_Given records_
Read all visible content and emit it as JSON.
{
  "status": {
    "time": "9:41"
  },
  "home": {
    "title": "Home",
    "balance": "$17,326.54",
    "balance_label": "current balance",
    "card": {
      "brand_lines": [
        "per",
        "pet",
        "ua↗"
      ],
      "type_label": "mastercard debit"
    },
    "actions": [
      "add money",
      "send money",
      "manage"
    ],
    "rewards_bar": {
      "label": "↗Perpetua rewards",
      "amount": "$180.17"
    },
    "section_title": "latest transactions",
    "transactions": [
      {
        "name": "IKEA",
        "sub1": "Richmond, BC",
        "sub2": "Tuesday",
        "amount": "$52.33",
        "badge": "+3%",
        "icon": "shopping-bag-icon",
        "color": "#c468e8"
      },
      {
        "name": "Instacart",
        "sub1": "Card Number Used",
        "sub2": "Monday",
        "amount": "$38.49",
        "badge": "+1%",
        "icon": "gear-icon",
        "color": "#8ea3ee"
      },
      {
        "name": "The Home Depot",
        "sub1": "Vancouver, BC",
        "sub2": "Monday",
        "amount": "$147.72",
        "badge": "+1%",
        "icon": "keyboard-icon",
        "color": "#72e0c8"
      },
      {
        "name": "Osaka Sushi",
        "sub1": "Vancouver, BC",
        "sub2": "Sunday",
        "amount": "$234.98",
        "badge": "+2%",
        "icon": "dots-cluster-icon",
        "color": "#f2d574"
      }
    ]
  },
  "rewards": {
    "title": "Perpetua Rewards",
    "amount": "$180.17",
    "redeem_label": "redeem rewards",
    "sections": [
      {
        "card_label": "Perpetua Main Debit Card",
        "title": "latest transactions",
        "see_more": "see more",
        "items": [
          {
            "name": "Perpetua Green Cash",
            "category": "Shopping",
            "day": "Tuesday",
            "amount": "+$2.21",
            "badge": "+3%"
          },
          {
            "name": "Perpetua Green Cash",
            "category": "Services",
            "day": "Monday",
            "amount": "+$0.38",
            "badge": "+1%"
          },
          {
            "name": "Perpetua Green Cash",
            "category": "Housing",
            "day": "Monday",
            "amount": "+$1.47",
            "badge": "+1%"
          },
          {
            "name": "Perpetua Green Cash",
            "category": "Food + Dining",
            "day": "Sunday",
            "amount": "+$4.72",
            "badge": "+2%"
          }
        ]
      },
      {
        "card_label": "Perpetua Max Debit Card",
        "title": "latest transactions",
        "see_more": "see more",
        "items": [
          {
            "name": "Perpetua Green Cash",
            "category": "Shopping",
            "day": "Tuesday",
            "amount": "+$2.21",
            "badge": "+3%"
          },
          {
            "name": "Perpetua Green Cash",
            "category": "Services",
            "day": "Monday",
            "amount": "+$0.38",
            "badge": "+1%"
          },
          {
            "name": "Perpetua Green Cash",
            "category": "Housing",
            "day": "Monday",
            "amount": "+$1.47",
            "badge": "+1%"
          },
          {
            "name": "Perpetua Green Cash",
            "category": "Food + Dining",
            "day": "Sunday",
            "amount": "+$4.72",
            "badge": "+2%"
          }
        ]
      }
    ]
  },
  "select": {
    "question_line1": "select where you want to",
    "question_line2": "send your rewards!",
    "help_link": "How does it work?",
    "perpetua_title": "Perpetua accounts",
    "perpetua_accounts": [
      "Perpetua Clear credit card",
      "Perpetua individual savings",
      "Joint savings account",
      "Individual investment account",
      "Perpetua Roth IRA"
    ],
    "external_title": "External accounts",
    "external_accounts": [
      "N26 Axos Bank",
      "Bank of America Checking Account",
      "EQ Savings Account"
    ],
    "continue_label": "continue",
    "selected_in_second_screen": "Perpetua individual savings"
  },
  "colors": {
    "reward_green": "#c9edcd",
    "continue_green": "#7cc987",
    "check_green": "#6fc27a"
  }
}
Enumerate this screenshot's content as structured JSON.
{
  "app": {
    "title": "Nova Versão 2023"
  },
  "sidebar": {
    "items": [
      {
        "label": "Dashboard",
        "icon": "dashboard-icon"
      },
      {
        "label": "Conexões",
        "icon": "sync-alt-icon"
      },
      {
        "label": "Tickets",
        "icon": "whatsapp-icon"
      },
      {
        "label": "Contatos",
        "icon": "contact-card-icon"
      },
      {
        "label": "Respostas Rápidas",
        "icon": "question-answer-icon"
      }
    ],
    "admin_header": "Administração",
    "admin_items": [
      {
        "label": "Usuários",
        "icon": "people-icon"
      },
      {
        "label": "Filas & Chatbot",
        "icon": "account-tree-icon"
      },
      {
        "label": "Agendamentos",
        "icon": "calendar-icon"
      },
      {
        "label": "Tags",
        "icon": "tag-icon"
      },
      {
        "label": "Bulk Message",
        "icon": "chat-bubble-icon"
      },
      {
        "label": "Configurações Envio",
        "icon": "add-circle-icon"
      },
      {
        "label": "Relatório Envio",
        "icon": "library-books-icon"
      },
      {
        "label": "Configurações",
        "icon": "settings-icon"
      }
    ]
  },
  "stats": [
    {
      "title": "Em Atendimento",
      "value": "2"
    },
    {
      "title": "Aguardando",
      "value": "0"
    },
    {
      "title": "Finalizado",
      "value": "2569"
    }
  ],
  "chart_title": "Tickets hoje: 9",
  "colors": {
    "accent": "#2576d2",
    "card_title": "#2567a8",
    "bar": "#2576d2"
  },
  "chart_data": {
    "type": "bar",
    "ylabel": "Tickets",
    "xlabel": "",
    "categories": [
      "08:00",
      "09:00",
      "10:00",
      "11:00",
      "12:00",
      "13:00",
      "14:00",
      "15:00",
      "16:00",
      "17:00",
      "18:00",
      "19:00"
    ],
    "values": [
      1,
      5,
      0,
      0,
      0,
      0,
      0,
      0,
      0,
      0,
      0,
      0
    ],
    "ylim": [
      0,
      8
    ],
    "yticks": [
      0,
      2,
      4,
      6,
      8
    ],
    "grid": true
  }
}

_Brief_
Print every record above exactly as written.

_Finished answer_
Read all visible content and emit it as JSON.
{
  "status": {
    "time": "9:41"
  },
  "home": {
    "title": "Home",
    "balance": "$17,326.54",
    "balance_label": "current balance",
    "card": {
      "brand_lines": [
        "per",
        "pet",
        "ua↗"
      ],
      "type_label": "mastercard debit"
    },
    "actions": [
      "add money",
      "send money",
      "manage"
    ],
    "rewards_bar": {
      "label": "↗Perpetua rewards",
      "amount": "$180.17"
    },
    "section_title": "latest transactions",
    "transactions": [
      {
        "name": "IKEA",
        "sub1": "Richmond, BC",
        "sub2": "Tuesday",
        "amount": "$52.33",
        "badge": "+3%",
        "icon": "shopping-bag-icon",
        "color": "#c468e8"
      },
      {
        "name": "Instacart",
        "sub1": "Card Number Used",
        "sub2": "Monday",
        "amount": "$38.49",
        "badge": "+1%",
        "icon": "gear-icon",
        "color": "#8ea3ee"
      },
      {
        "name": "The Home Depot",
        "sub1": "Vancouver, BC",
        "sub2": "Monday",
        "amount": "$147.72",
        "badge": "+1%",
        "icon": "keyboard-icon",
        "color": "#72e0c8"
      },
      {
        "name": "Osaka Sushi",
        "sub1": "Vancouver, BC",
        "sub2": "Sunday",
        "amount": "$234.98",
        "badge": "+2%",
        "icon": "dots-cluster-icon",
        "color": "#f2d574"
      }
    ]
  },
  "rewards": {
    "title": "Perpetua Rewards",
    "amount": "$180.17",
    "redeem_label": "redeem rewards",
    "sections": [
      {
        "card_label": "Perpetua Main Debit Card",
        "title": "latest transactions",
        "see_more": "see more",
        "items": [
          {
            "name": "Perpetua Green Cash",
            "category": "Shopping",
            "day": "Tuesday",
            "amount": "+$2.21",
            "badge": "+3%"
          },
          {
            "name": "Perpetua Green Cash",
            "category": "Services",
            "day": "Monday",
            "amount": "+$0.38",
            "badge": "+1%"
          },
          {
            "name": "Perpetua Green Cash",
            "category": "Housing",
            "day": "Monday",
            "amount": "+$1.47",
            "badge": "+1%"
          },
          {
            "name": "Perpetua Green Cash",
            "category": "Food + Dining",
            "day": "Sunday",
            "amount": "+$4.72",
            "badge": "+2%"
          }
        ]
      },
      {
        "card_label": "Perpetua Max Debit Card",
        "title": "latest transactions",
        "see_more": "see more",
        "items": [
          {
            "name": "Perpetua Green Cash",
            "category": "Shopping",
            "day": "Tuesday",
            "amount": "+$2.21",
            "badge": "+3%"
          },
          {
            "name": "Perpetua Green Cash",
            "category": "Services",
            "day": "Monday",
            "amount": "+$0.38",
            "badge": "+1%"
          },
          {
            "name": "Perpetua Green Cash",
            "category": "Housing",
            "day": "Monday",
            "amount": "+$1.47",
            "badge": "+1%"
          },
          {
            "name": "Perpetua Green Cash",
            "category": "Food + Dining",
            "day": "Sunday",
            "amount": "+$4.72",
            "badge": "+2%"
          }
        ]
      }
    ]
  },
  "select": {
    "question_line1": "select where you want to",
    "question_line2": "send your rewards!",
    "help_link": "How does it work?",
    "perpetua_title": "Perpetua accounts",
    "perpetua_accounts": [
      "Perpetua Clear credit card",
      "Perpetua individual savings",
      "Joint savings account",
      "Individual investment account",
      "Perpetua Roth IRA"
    ],
    "external_title": "External accounts",
    "external_accounts": [
      "N26 Axos Bank",
      "Bank of America Checking Account",
      "EQ Savings Account"
    ],
    "continue_label": "continue",
    "selected_in_second_screen": "Perpetua individual savings"
  },
  "colors": {
    "reward_green": "#c9edcd",
    "continue_green": "#7cc987",
    "check_green": "#6fc27a"
  }
}
Enumerate this screenshot's content as structured JSON.
{
  "app": {
    "title": "Nova Versão 2023"
  },
  "sidebar": {
    "items": [
      {
        "label": "Dashboard",
        "icon": "dashboard-icon"
      },
      {
        "label": "Conexões",
        "icon": "sync-alt-icon"
      },
      {
        "label": "Tickets",
        "icon": "whatsapp-icon"
      },
      {
        "label": "Contatos",
        "icon": "contact-card-icon"
      },
      {
        "label": "Respostas Rápidas",
        "icon": "question-answer-icon"
      }
    ],
    "admin_header": "Administração",
    "admin_items": [
      {
        "label": "Usuários",
        "icon": "people-icon"
      },
      {
        "label": "Filas & Chatbot",
        "icon": "account-tree-icon"
      },
      {
        "label": "Agendamentos",
        "icon": "calendar-icon"
      },
      {
        "label": "Tags",
        "icon": "tag-icon"
      },
      {
        "label": "Bulk Message",
        "icon": "chat-bubble-icon"
      },
      {
        "label": "Configurações Envio",
        "icon": "add-circle-icon"
      },
      {
        "label": "Relatório Envio",
        "icon": "library-books-icon"
      },
      {
        "label": "Configurações",
        "icon": "settings-icon"
      }
    ]
  },
  "stats": [
    {
      "title": "Em Atendimento",
      "value": "2"
    },
    {
      "title": "Aguardando",
      "value": "0"
    },
    {
      "title": "Finalizado",
      "value": "2569"
    }
  ],
  "chart_title": "Tickets hoje: 9",
  "colors": {
    "accent": "#2576d2",
    "card_title": "#2567a8",
    "bar": "#2576d2"
  },
  "chart_data": {
    "type": "bar",
    "ylabel": "Tickets",
    "xlabel": "",
    "categories": [
      "08:00",
      "09:00",
      "10:00",
      "11:00",
      "12:00",
      "13:00",
      "14:00",
      "15:00",
      "16:00",
      "17:00",
      "18:00",
      "19:00"
    ],
    "values": [
      1,
      5,
      0,
      0,
      0,
      0,
      0,
      0,
      0,
      0,
      0,
      0
    ],
    "ylim": [
      0,
      8
    ],
    "yticks": [
      0,
      2,
      4,
      6,
      8
    ],
    "grid": true
  }
}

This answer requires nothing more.